§ EXTRACTED RECORDS:
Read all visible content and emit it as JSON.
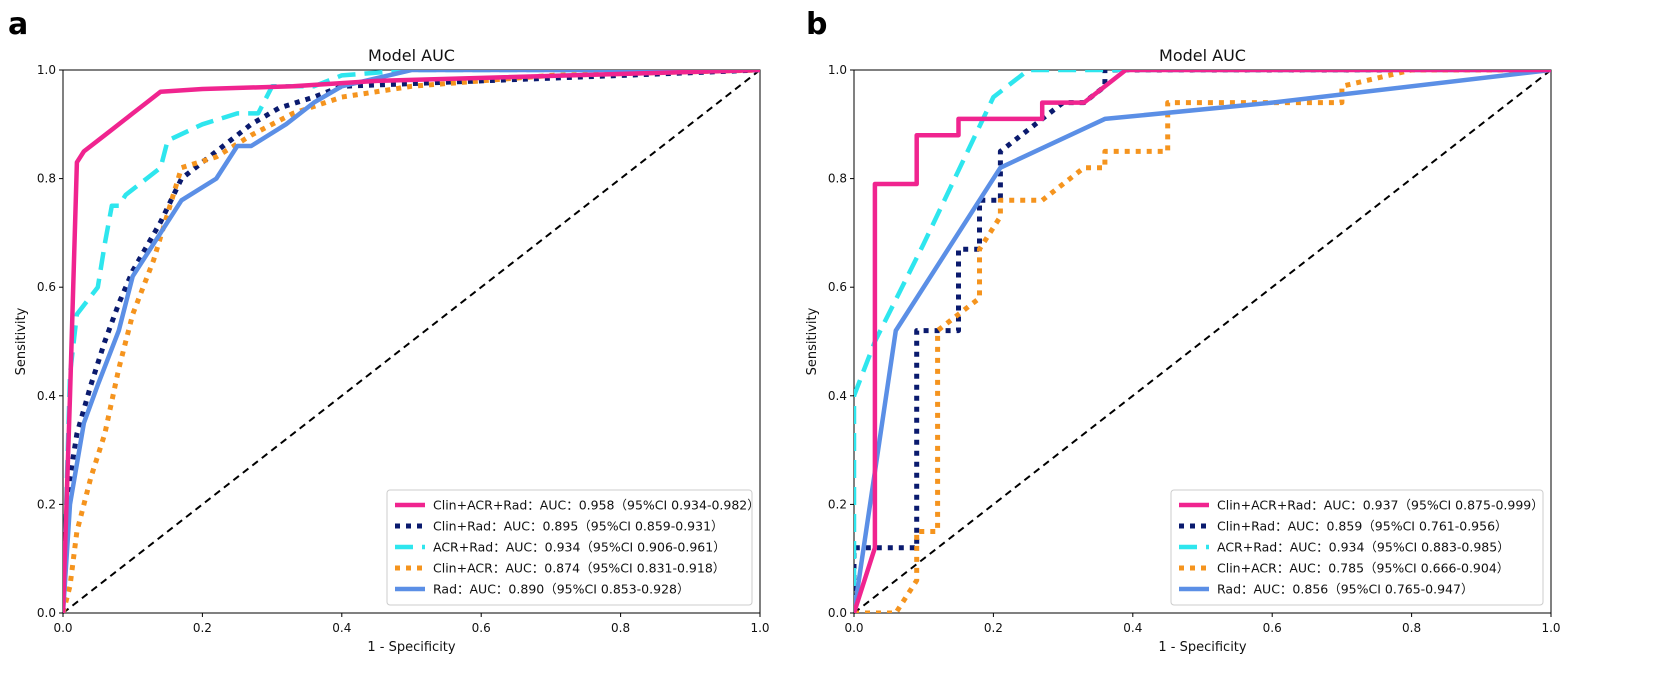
{
  "panels": [
    {
      "letter": "a"
    },
    {
      "letter": "b"
    }
  ],
  "chart_data": [
    {
      "type": "line",
      "title": "Model AUC",
      "xlabel": "1 - Specificity",
      "ylabel": "Sensitivity",
      "xlim": [
        0,
        1
      ],
      "ylim": [
        0,
        1
      ],
      "xticks": [
        "0.0",
        "0.2",
        "0.4",
        "0.6",
        "0.8",
        "1.0"
      ],
      "yticks": [
        "0.0",
        "0.2",
        "0.4",
        "0.6",
        "0.8",
        "1.0"
      ],
      "legend_position": "lower-right",
      "series": [
        {
          "name": "Clin+ACR+Rad",
          "label": "Clin+ACR+Rad：AUC：0.958（95%CI 0.934-0.982）",
          "color": "#f0248f",
          "style": "solid",
          "x": [
            0,
            0.01,
            0.02,
            0.03,
            0.06,
            0.1,
            0.12,
            0.14,
            0.2,
            0.33,
            0.45,
            1.0
          ],
          "y": [
            0,
            0.4,
            0.83,
            0.85,
            0.88,
            0.92,
            0.94,
            0.96,
            0.965,
            0.97,
            0.98,
            1.0
          ]
        },
        {
          "name": "Clin+Rad",
          "label": "Clin+Rad：AUC：0.895（95%CI 0.859-0.931）",
          "color": "#0a1a6e",
          "style": "dotted",
          "x": [
            0,
            0.01,
            0.02,
            0.04,
            0.06,
            0.08,
            0.1,
            0.14,
            0.17,
            0.22,
            0.27,
            0.31,
            0.36,
            0.4,
            1.0
          ],
          "y": [
            0,
            0.25,
            0.33,
            0.42,
            0.5,
            0.57,
            0.63,
            0.72,
            0.8,
            0.85,
            0.9,
            0.93,
            0.95,
            0.97,
            1.0
          ]
        },
        {
          "name": "ACR+Rad",
          "label": "ACR+Rad：AUC：0.934（95%CI 0.906-0.961）",
          "color": "#2ee6ee",
          "style": "dashed",
          "x": [
            0,
            0.01,
            0.02,
            0.05,
            0.06,
            0.07,
            0.08,
            0.09,
            0.12,
            0.14,
            0.15,
            0.2,
            0.25,
            0.28,
            0.3,
            0.36,
            0.4,
            0.5,
            1.0
          ],
          "y": [
            0,
            0.44,
            0.55,
            0.6,
            0.68,
            0.75,
            0.75,
            0.77,
            0.8,
            0.82,
            0.87,
            0.9,
            0.92,
            0.92,
            0.97,
            0.97,
            0.99,
            1.0,
            1.0
          ]
        },
        {
          "name": "Clin+ACR",
          "label": "Clin+ACR：AUC：0.874（95%CI 0.831-0.918）",
          "color": "#f5941e",
          "style": "dotted",
          "x": [
            0,
            0.01,
            0.02,
            0.04,
            0.06,
            0.08,
            0.1,
            0.13,
            0.17,
            0.22,
            0.27,
            0.33,
            0.4,
            0.5,
            0.7,
            1.0
          ],
          "y": [
            0,
            0.05,
            0.15,
            0.25,
            0.33,
            0.45,
            0.55,
            0.65,
            0.82,
            0.84,
            0.88,
            0.92,
            0.95,
            0.97,
            0.99,
            1.0
          ]
        },
        {
          "name": "Rad",
          "label": "Rad：AUC：0.890（95%CI 0.853-0.928）",
          "color": "#5b8fe6",
          "style": "solid",
          "x": [
            0,
            0.01,
            0.03,
            0.05,
            0.08,
            0.1,
            0.13,
            0.17,
            0.22,
            0.25,
            0.27,
            0.32,
            0.36,
            0.4,
            0.5,
            1.0
          ],
          "y": [
            0,
            0.2,
            0.35,
            0.42,
            0.52,
            0.62,
            0.68,
            0.76,
            0.8,
            0.86,
            0.86,
            0.9,
            0.94,
            0.97,
            1.0,
            1.0
          ]
        }
      ]
    },
    {
      "type": "line",
      "title": "Model AUC",
      "xlabel": "1 - Specificity",
      "ylabel": "Sensitivity",
      "xlim": [
        0,
        1
      ],
      "ylim": [
        0,
        1
      ],
      "xticks": [
        "0.0",
        "0.2",
        "0.4",
        "0.6",
        "0.8",
        "1.0"
      ],
      "yticks": [
        "0.0",
        "0.2",
        "0.4",
        "0.6",
        "0.8",
        "1.0"
      ],
      "legend_position": "lower-right",
      "series": [
        {
          "name": "Clin+ACR+Rad",
          "label": "Clin+ACR+Rad：AUC：0.937（95%CI 0.875-0.999）",
          "color": "#f0248f",
          "style": "solid",
          "x": [
            0,
            0.03,
            0.03,
            0.05,
            0.09,
            0.09,
            0.15,
            0.15,
            0.21,
            0.27,
            0.27,
            0.33,
            0.39,
            0.39,
            1.0
          ],
          "y": [
            0,
            0.12,
            0.79,
            0.79,
            0.79,
            0.88,
            0.88,
            0.91,
            0.91,
            0.91,
            0.94,
            0.94,
            1.0,
            1.0,
            1.0
          ]
        },
        {
          "name": "Clin+Rad",
          "label": "Clin+Rad：AUC：0.859（95%CI 0.761-0.956）",
          "color": "#0a1a6e",
          "style": "dotted",
          "x": [
            0,
            0.0,
            0.09,
            0.09,
            0.15,
            0.15,
            0.18,
            0.18,
            0.21,
            0.21,
            0.24,
            0.27,
            0.3,
            0.33,
            0.36,
            0.36,
            1.0
          ],
          "y": [
            0,
            0.12,
            0.12,
            0.52,
            0.52,
            0.67,
            0.67,
            0.76,
            0.76,
            0.85,
            0.88,
            0.91,
            0.94,
            0.94,
            0.97,
            1.0,
            1.0
          ]
        },
        {
          "name": "ACR+Rad",
          "label": "ACR+Rad：AUC：0.934（95%CI 0.883-0.985）",
          "color": "#2ee6ee",
          "style": "dashed",
          "x": [
            0,
            0.0,
            0.03,
            0.1,
            0.2,
            0.25,
            1.0
          ],
          "y": [
            0,
            0.4,
            0.5,
            0.68,
            0.95,
            1.0,
            1.0
          ]
        },
        {
          "name": "Clin+ACR",
          "label": "Clin+ACR：AUC：0.785（95%CI 0.666-0.904）",
          "color": "#f5941e",
          "style": "dotted",
          "x": [
            0,
            0.06,
            0.09,
            0.09,
            0.12,
            0.12,
            0.15,
            0.15,
            0.18,
            0.18,
            0.21,
            0.21,
            0.27,
            0.3,
            0.33,
            0.36,
            0.36,
            0.45,
            0.45,
            0.55,
            0.7,
            0.7,
            0.8,
            1.0
          ],
          "y": [
            0,
            0.0,
            0.06,
            0.15,
            0.15,
            0.52,
            0.55,
            0.55,
            0.58,
            0.67,
            0.73,
            0.76,
            0.76,
            0.79,
            0.82,
            0.82,
            0.85,
            0.85,
            0.94,
            0.94,
            0.94,
            0.97,
            1.0,
            1.0
          ]
        },
        {
          "name": "Rad",
          "label": "Rad：AUC：0.856（95%CI 0.765-0.947）",
          "color": "#5b8fe6",
          "style": "solid",
          "x": [
            0,
            0.06,
            0.21,
            0.36,
            0.6,
            1.0
          ],
          "y": [
            0,
            0.52,
            0.82,
            0.91,
            0.94,
            1.0
          ]
        }
      ]
    }
  ]
}
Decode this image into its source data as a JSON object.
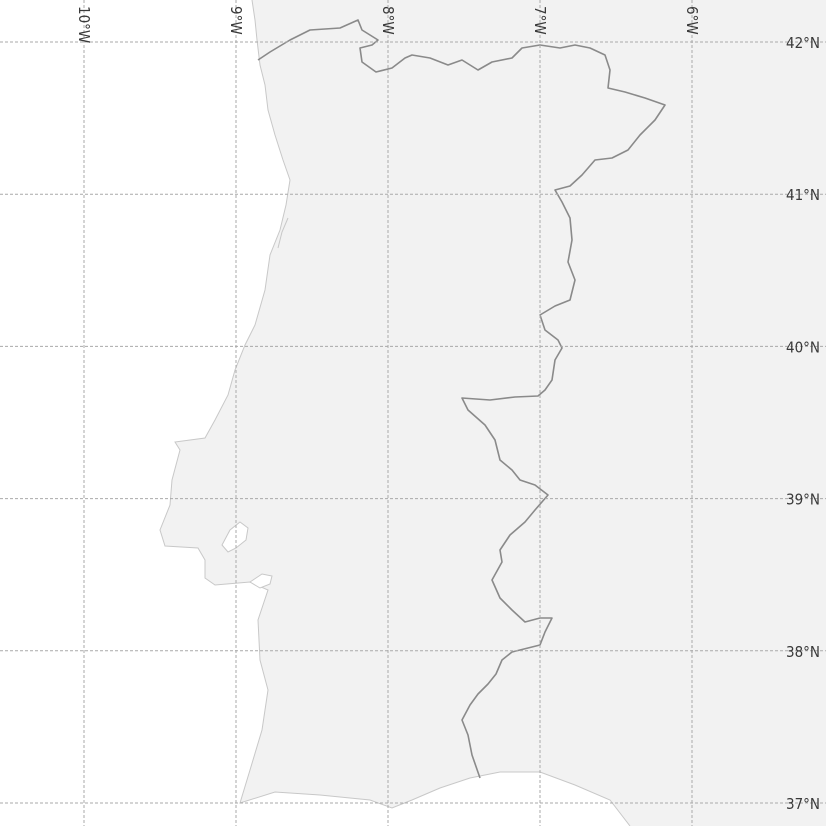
{
  "map": {
    "colors": {
      "sea": "#ffffff",
      "land": "#f2f2f2",
      "coastline": "#c8c8c8",
      "border": "#8a8a8a",
      "graticule": "#a9a9a9",
      "label": "#3a3a3a"
    },
    "longitude_labels": [
      {
        "lon": -10,
        "text": "10°W"
      },
      {
        "lon": -9,
        "text": "9°W"
      },
      {
        "lon": -8,
        "text": "8°W"
      },
      {
        "lon": -7,
        "text": "7°W"
      },
      {
        "lon": -6,
        "text": "6°W"
      }
    ],
    "latitude_labels": [
      {
        "lat": 42,
        "text": "42°N"
      },
      {
        "lat": 41,
        "text": "41°N"
      },
      {
        "lat": 40,
        "text": "40°N"
      },
      {
        "lat": 39,
        "text": "39°N"
      },
      {
        "lat": 38,
        "text": "38°N"
      },
      {
        "lat": 37,
        "text": "37°N"
      }
    ]
  }
}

§ PROBLEM REQUIREMENTS: Compute the number of lines above that contain the string "Clin". Reply with that value only.

§ FINISHED ANSWER: 12